[Rows from a figure dataset]
· · · · ·
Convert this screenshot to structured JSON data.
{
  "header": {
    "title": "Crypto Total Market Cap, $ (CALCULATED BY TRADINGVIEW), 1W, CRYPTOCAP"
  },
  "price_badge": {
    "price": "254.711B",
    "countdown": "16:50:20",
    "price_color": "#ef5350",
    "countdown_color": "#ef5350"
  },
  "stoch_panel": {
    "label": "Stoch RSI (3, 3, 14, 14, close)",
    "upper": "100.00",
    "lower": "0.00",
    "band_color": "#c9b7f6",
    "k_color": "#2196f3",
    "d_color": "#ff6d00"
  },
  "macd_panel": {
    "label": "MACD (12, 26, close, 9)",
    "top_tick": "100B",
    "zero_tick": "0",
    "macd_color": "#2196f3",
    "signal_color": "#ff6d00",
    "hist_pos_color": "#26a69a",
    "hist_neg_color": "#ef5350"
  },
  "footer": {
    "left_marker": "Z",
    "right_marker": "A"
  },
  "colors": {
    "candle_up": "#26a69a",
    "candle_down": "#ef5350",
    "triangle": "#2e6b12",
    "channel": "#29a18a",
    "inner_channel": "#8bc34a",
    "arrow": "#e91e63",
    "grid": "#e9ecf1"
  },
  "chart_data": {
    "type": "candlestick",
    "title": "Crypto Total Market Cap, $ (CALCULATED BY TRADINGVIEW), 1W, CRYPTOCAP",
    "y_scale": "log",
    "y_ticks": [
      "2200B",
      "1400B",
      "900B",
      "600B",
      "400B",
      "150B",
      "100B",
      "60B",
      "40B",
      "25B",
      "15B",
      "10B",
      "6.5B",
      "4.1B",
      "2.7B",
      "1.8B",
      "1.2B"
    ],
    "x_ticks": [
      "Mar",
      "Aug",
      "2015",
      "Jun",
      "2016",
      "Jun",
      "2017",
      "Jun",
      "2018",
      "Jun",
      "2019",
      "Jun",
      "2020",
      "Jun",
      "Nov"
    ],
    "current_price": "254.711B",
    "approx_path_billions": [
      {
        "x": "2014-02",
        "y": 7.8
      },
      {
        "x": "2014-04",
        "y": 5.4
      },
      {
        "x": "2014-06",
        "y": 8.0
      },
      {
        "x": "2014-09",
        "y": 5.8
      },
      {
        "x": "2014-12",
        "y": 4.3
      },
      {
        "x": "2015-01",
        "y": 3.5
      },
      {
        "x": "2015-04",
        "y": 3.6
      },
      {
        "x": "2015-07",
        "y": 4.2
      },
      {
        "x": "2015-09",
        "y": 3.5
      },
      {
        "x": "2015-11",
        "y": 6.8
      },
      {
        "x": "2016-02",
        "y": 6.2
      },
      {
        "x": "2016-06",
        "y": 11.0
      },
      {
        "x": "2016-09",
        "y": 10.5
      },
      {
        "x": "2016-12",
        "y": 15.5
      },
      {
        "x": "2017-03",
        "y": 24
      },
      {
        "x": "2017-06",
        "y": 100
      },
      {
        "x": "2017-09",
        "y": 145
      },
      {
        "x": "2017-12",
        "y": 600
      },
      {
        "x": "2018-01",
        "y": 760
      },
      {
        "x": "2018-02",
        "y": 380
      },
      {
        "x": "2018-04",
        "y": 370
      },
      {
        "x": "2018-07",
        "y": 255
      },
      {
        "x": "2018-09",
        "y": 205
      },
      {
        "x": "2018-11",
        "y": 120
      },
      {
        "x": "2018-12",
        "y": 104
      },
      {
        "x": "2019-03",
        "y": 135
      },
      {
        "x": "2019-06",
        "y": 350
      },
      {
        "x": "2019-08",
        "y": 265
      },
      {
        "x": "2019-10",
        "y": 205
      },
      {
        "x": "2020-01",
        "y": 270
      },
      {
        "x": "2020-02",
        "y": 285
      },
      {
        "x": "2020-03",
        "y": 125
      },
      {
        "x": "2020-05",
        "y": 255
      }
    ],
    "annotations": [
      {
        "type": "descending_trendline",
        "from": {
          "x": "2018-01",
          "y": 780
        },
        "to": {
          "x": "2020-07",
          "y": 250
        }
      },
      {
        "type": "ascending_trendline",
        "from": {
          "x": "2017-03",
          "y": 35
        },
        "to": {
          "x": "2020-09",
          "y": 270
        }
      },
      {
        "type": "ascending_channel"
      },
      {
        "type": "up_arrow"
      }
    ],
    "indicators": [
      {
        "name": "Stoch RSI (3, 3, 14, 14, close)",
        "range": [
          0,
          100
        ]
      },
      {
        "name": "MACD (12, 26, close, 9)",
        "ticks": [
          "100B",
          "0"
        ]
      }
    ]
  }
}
· · · · ·
- [Aim of the exercise]:
Each entry above is to be printed again exactly.

- [Answer to this problem]:
Convert this screenshot to structured JSON data.
{
  "header": {
    "title": "Crypto Total Market Cap, $ (CALCULATED BY TRADINGVIEW), 1W, CRYPTOCAP"
  },
  "price_badge": {
    "price": "254.711B",
    "countdown": "16:50:20",
    "price_color": "#ef5350",
    "countdown_color": "#ef5350"
  },
  "stoch_panel": {
    "label": "Stoch RSI (3, 3, 14, 14, close)",
    "upper": "100.00",
    "lower": "0.00",
    "band_color": "#c9b7f6",
    "k_color": "#2196f3",
    "d_color": "#ff6d00"
  },
  "macd_panel": {
    "label": "MACD (12, 26, close, 9)",
    "top_tick": "100B",
    "zero_tick": "0",
    "macd_color": "#2196f3",
    "signal_color": "#ff6d00",
    "hist_pos_color": "#26a69a",
    "hist_neg_color": "#ef5350"
  },
  "footer": {
    "left_marker": "Z",
    "right_marker": "A"
  },
  "colors": {
    "candle_up": "#26a69a",
    "candle_down": "#ef5350",
    "triangle": "#2e6b12",
    "channel": "#29a18a",
    "inner_channel": "#8bc34a",
    "arrow": "#e91e63",
    "grid": "#e9ecf1"
  },
  "chart_data": {
    "type": "candlestick",
    "title": "Crypto Total Market Cap, $ (CALCULATED BY TRADINGVIEW), 1W, CRYPTOCAP",
    "y_scale": "log",
    "y_ticks": [
      "2200B",
      "1400B",
      "900B",
      "600B",
      "400B",
      "150B",
      "100B",
      "60B",
      "40B",
      "25B",
      "15B",
      "10B",
      "6.5B",
      "4.1B",
      "2.7B",
      "1.8B",
      "1.2B"
    ],
    "x_ticks": [
      "Mar",
      "Aug",
      "2015",
      "Jun",
      "2016",
      "Jun",
      "2017",
      "Jun",
      "2018",
      "Jun",
      "2019",
      "Jun",
      "2020",
      "Jun",
      "Nov"
    ],
    "current_price": "254.711B",
    "approx_path_billions": [
      {
        "x": "2014-02",
        "y": 7.8
      },
      {
        "x": "2014-04",
        "y": 5.4
      },
      {
        "x": "2014-06",
        "y": 8.0
      },
      {
        "x": "2014-09",
        "y": 5.8
      },
      {
        "x": "2014-12",
        "y": 4.3
      },
      {
        "x": "2015-01",
        "y": 3.5
      },
      {
        "x": "2015-04",
        "y": 3.6
      },
      {
        "x": "2015-07",
        "y": 4.2
      },
      {
        "x": "2015-09",
        "y": 3.5
      },
      {
        "x": "2015-11",
        "y": 6.8
      },
      {
        "x": "2016-02",
        "y": 6.2
      },
      {
        "x": "2016-06",
        "y": 11.0
      },
      {
        "x": "2016-09",
        "y": 10.5
      },
      {
        "x": "2016-12",
        "y": 15.5
      },
      {
        "x": "2017-03",
        "y": 24
      },
      {
        "x": "2017-06",
        "y": 100
      },
      {
        "x": "2017-09",
        "y": 145
      },
      {
        "x": "2017-12",
        "y": 600
      },
      {
        "x": "2018-01",
        "y": 760
      },
      {
        "x": "2018-02",
        "y": 380
      },
      {
        "x": "2018-04",
        "y": 370
      },
      {
        "x": "2018-07",
        "y": 255
      },
      {
        "x": "2018-09",
        "y": 205
      },
      {
        "x": "2018-11",
        "y": 120
      },
      {
        "x": "2018-12",
        "y": 104
      },
      {
        "x": "2019-03",
        "y": 135
      },
      {
        "x": "2019-06",
        "y": 350
      },
      {
        "x": "2019-08",
        "y": 265
      },
      {
        "x": "2019-10",
        "y": 205
      },
      {
        "x": "2020-01",
        "y": 270
      },
      {
        "x": "2020-02",
        "y": 285
      },
      {
        "x": "2020-03",
        "y": 125
      },
      {
        "x": "2020-05",
        "y": 255
      }
    ],
    "annotations": [
      {
        "type": "descending_trendline",
        "from": {
          "x": "2018-01",
          "y": 780
        },
        "to": {
          "x": "2020-07",
          "y": 250
        }
      },
      {
        "type": "ascending_trendline",
        "from": {
          "x": "2017-03",
          "y": 35
        },
        "to": {
          "x": "2020-09",
          "y": 270
        }
      },
      {
        "type": "ascending_channel"
      },
      {
        "type": "up_arrow"
      }
    ],
    "indicators": [
      {
        "name": "Stoch RSI (3, 3, 14, 14, close)",
        "range": [
          0,
          100
        ]
      },
      {
        "name": "MACD (12, 26, close, 9)",
        "ticks": [
          "100B",
          "0"
        ]
      }
    ]
  }
}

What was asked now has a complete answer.